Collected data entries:
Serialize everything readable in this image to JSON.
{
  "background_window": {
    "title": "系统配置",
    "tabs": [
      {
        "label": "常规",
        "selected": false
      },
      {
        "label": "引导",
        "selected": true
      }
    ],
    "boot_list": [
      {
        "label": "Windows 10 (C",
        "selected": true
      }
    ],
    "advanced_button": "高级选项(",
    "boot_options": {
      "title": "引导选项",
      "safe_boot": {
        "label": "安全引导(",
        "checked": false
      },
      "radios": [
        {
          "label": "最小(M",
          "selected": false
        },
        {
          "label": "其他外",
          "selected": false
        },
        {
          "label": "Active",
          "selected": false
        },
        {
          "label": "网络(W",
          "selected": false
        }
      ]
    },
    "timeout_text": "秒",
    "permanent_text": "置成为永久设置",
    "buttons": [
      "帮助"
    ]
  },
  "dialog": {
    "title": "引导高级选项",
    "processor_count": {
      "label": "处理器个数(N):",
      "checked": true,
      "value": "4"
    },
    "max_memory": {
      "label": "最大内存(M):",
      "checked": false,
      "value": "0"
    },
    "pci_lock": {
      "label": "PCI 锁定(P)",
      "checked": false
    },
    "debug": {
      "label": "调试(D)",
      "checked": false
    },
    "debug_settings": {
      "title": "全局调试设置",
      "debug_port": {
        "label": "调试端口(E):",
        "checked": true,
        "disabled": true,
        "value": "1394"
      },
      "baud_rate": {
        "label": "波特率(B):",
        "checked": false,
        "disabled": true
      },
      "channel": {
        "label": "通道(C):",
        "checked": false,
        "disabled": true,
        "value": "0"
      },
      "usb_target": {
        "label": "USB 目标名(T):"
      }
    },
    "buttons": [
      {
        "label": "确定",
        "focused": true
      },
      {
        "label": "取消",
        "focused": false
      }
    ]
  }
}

WHAT IS EXPECTED
Exactly reproduce all of the entries above.

SOLUTION TO THIS PROBLEM
Serialize everything readable in this image to JSON.
{
  "background_window": {
    "title": "系统配置",
    "tabs": [
      {
        "label": "常规",
        "selected": false
      },
      {
        "label": "引导",
        "selected": true
      }
    ],
    "boot_list": [
      {
        "label": "Windows 10 (C",
        "selected": true
      }
    ],
    "advanced_button": "高级选项(",
    "boot_options": {
      "title": "引导选项",
      "safe_boot": {
        "label": "安全引导(",
        "checked": false
      },
      "radios": [
        {
          "label": "最小(M",
          "selected": false
        },
        {
          "label": "其他外",
          "selected": false
        },
        {
          "label": "Active",
          "selected": false
        },
        {
          "label": "网络(W",
          "selected": false
        }
      ]
    },
    "timeout_text": "秒",
    "permanent_text": "置成为永久设置",
    "buttons": [
      "帮助"
    ]
  },
  "dialog": {
    "title": "引导高级选项",
    "processor_count": {
      "label": "处理器个数(N):",
      "checked": true,
      "value": "4"
    },
    "max_memory": {
      "label": "最大内存(M):",
      "checked": false,
      "value": "0"
    },
    "pci_lock": {
      "label": "PCI 锁定(P)",
      "checked": false
    },
    "debug": {
      "label": "调试(D)",
      "checked": false
    },
    "debug_settings": {
      "title": "全局调试设置",
      "debug_port": {
        "label": "调试端口(E):",
        "checked": true,
        "disabled": true,
        "value": "1394"
      },
      "baud_rate": {
        "label": "波特率(B):",
        "checked": false,
        "disabled": true
      },
      "channel": {
        "label": "通道(C):",
        "checked": false,
        "disabled": true,
        "value": "0"
      },
      "usb_target": {
        "label": "USB 目标名(T):"
      }
    },
    "buttons": [
      {
        "label": "确定",
        "focused": true
      },
      {
        "label": "取消",
        "focused": false
      }
    ]
  }
}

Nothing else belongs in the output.